Exercise details » Quote each line of the material verbatim, without the pictures.

[Stored data]
— BEGIN —

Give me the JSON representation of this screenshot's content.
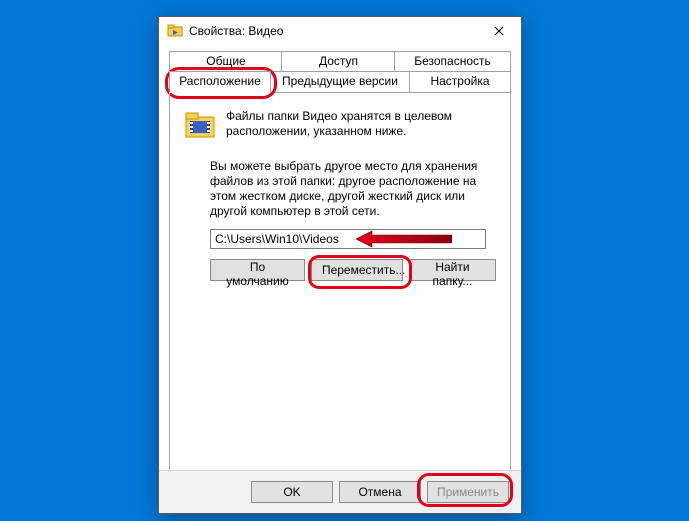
{
  "window": {
    "title": "Свойства: Видео"
  },
  "tabs": {
    "row1": [
      "Общие",
      "Доступ",
      "Безопасность"
    ],
    "row2": [
      "Расположение",
      "Предыдущие версии",
      "Настройка"
    ],
    "active": "Расположение"
  },
  "body": {
    "desc": "Файлы папки Видео хранятся в целевом расположении, указанном ниже.",
    "para": "Вы можете выбрать другое место для хранения файлов из этой папки: другое расположение на этом жестком диске, другой жесткий диск или другой компьютер в этой сети.",
    "path": "C:\\Users\\Win10\\Videos"
  },
  "buttons": {
    "restore": "По умолчанию",
    "move": "Переместить...",
    "find": "Найти папку..."
  },
  "footer": {
    "ok": "OK",
    "cancel": "Отмена",
    "apply": "Применить"
  },
  "highlight_color": "#e2001a"
}
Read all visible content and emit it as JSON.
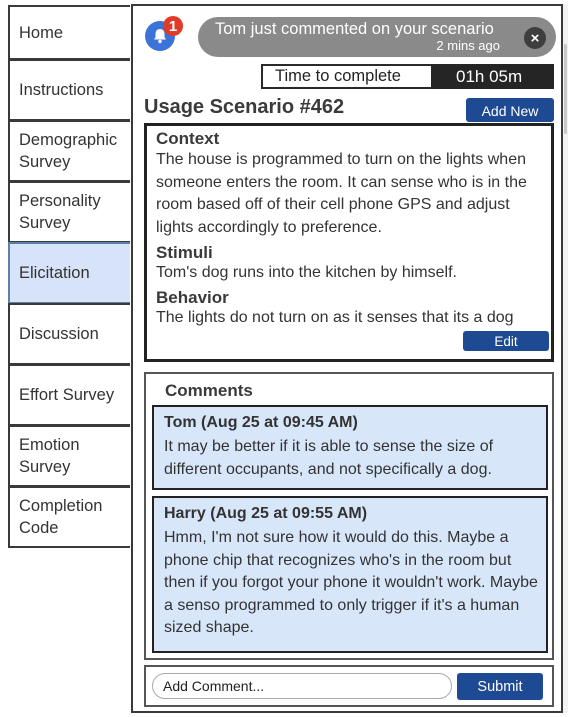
{
  "sidebar": {
    "items": [
      {
        "label": "Home",
        "active": false
      },
      {
        "label": "Instructions",
        "active": false
      },
      {
        "label": "Demographic Survey",
        "active": false
      },
      {
        "label": "Personality Survey",
        "active": false
      },
      {
        "label": "Elicitation",
        "active": true
      },
      {
        "label": "Discussion",
        "active": false
      },
      {
        "label": "Effort Survey",
        "active": false
      },
      {
        "label": "Emotion Survey",
        "active": false
      },
      {
        "label": "Completion Code",
        "active": false
      }
    ]
  },
  "notification": {
    "icon": "bell-icon",
    "badge_count": "1",
    "message": "Tom just commented on your scenario",
    "time": "2 mins ago",
    "close_icon": "close-icon"
  },
  "timer": {
    "label": "Time to complete",
    "value": "01h 05m"
  },
  "scenario": {
    "title": "Usage Scenario #462",
    "add_new_label": "Add New",
    "edit_label": "Edit",
    "context_heading": "Context",
    "context_text": "The house is programmed to turn on the lights when someone enters the room. It can sense who is in the room based off of their cell phone GPS and adjust lights accordingly to preference.",
    "stimuli_heading": "Stimuli",
    "stimuli_text": "Tom's dog runs into the kitchen by himself.",
    "behavior_heading": "Behavior",
    "behavior_text": "The lights do not turn on as it senses that its a dog"
  },
  "comments": {
    "title": "Comments",
    "items": [
      {
        "author": "Tom (Aug 25 at 09:45 AM)",
        "text": "It may be better if it is able to sense the size of different occupants, and not specifically a dog."
      },
      {
        "author": "Harry (Aug 25 at 09:55 AM)",
        "text": "Hmm, I'm not sure how it would do this. Maybe a phone chip that recognizes who's in the room but then if you forgot your phone it wouldn't work. Maybe a senso programmed to only trigger if it's a human sized shape."
      }
    ],
    "input_placeholder": "Add Comment...",
    "submit_label": "Submit"
  },
  "colors": {
    "accent": "#1d4a93",
    "active_nav": "#d6e3f8",
    "comment_bg": "#d8e6fa",
    "badge": "#e03a2a",
    "bell": "#3c73d9",
    "toast": "#8a8a8a"
  }
}
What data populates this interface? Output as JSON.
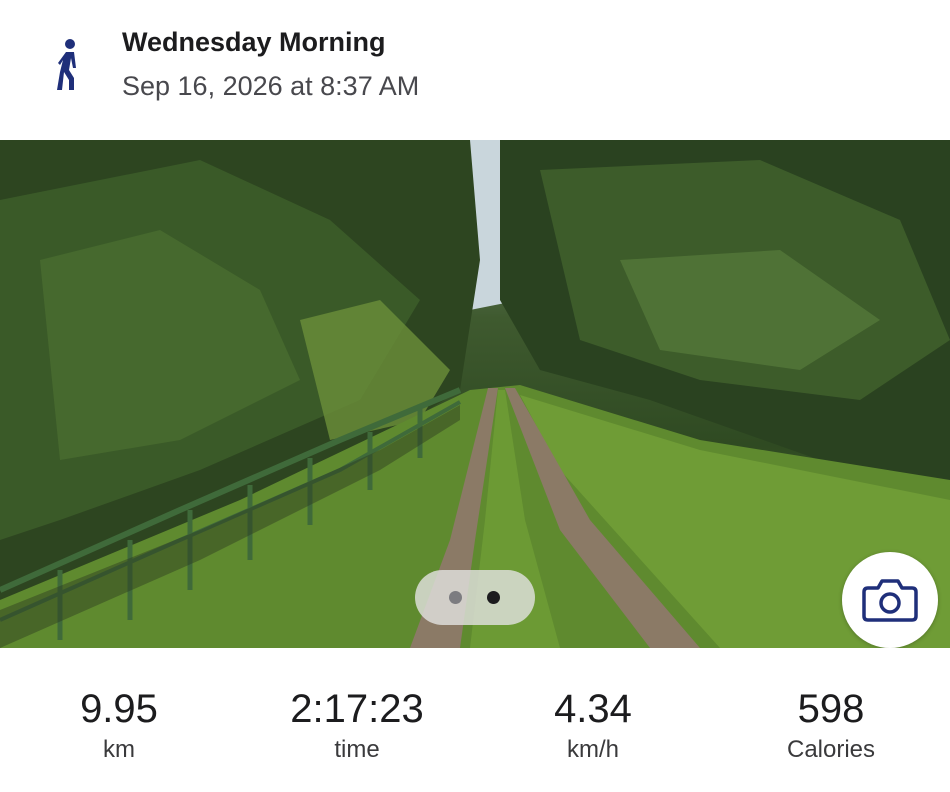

— END —

In response »
Give me the JSON representation of this screenshot's content.
{
  "window": {
    "title": "Свойства: Видео"
  },
  "tabs": {
    "row1": [
      "Общие",
      "Доступ",
      "Безопасность"
    ],
    "row2": [
      "Расположение",
      "Предыдущие версии",
      "Настройка"
    ],
    "active": "Расположение"
  },
  "body": {
    "desc": "Файлы папки Видео хранятся в целевом расположении, указанном ниже.",
    "para": "Вы можете выбрать другое место для хранения файлов из этой папки: другое расположение на этом жестком диске, другой жесткий диск или другой компьютер в этой сети.",
    "path": "C:\\Users\\Win10\\Videos"
  },
  "buttons": {
    "restore": "По умолчанию",
    "move": "Переместить...",
    "find": "Найти папку..."
  },
  "footer": {
    "ok": "OK",
    "cancel": "Отмена",
    "apply": "Применить"
  },
  "highlight_color": "#e2001a"
}
Read all visible content and emit it as JSON.
{
  "sidebar": {
    "items": [
      {
        "label": "Home",
        "active": false
      },
      {
        "label": "Instructions",
        "active": false
      },
      {
        "label": "Demographic Survey",
        "active": false
      },
      {
        "label": "Personality Survey",
        "active": false
      },
      {
        "label": "Elicitation",
        "active": true
      },
      {
        "label": "Discussion",
        "active": false
      },
      {
        "label": "Effort Survey",
        "active": false
      },
      {
        "label": "Emotion Survey",
        "active": false
      },
      {
        "label": "Completion Code",
        "active": false
      }
    ]
  },
  "notification": {
    "icon": "bell-icon",
    "badge_count": "1",
    "message": "Tom just commented on your scenario",
    "time": "2 mins ago",
    "close_icon": "close-icon"
  },
  "timer": {
    "label": "Time to complete",
    "value": "01h 05m"
  },
  "scenario": {
    "title": "Usage Scenario #462",
    "add_new_label": "Add New",
    "edit_label": "Edit",
    "context_heading": "Context",
    "context_text": "The house is programmed to turn on the lights when someone enters the room. It can sense who is in the room based off of their cell phone GPS and adjust lights accordingly to preference.",
    "stimuli_heading": "Stimuli",
    "stimuli_text": "Tom's dog runs into the kitchen by himself.",
    "behavior_heading": "Behavior",
    "behavior_text": "The lights do not turn on as it senses that its a dog"
  },
  "comments": {
    "title": "Comments",
    "items": [
      {
        "author": "Tom (Aug 25 at 09:45 AM)",
        "text": "It may be better if it is able to sense the size of different occupants, and not specifically a dog."
      },
      {
        "author": "Harry (Aug 25 at 09:55 AM)",
        "text": "Hmm, I'm not sure how it would do this. Maybe a phone chip that recognizes who's in the room but then if you forgot your phone it wouldn't work. Maybe a senso programmed to only trigger if it's a human sized shape."
      }
    ],
    "input_placeholder": "Add Comment...",
    "submit_label": "Submit"
  },
  "colors": {
    "accent": "#1d4a93",
    "active_nav": "#d6e3f8",
    "comment_bg": "#d8e6fa",
    "badge": "#e03a2a",
    "bell": "#3c73d9",
    "toast": "#8a8a8a"
  }
}
What data populates this interface? Output as JSON.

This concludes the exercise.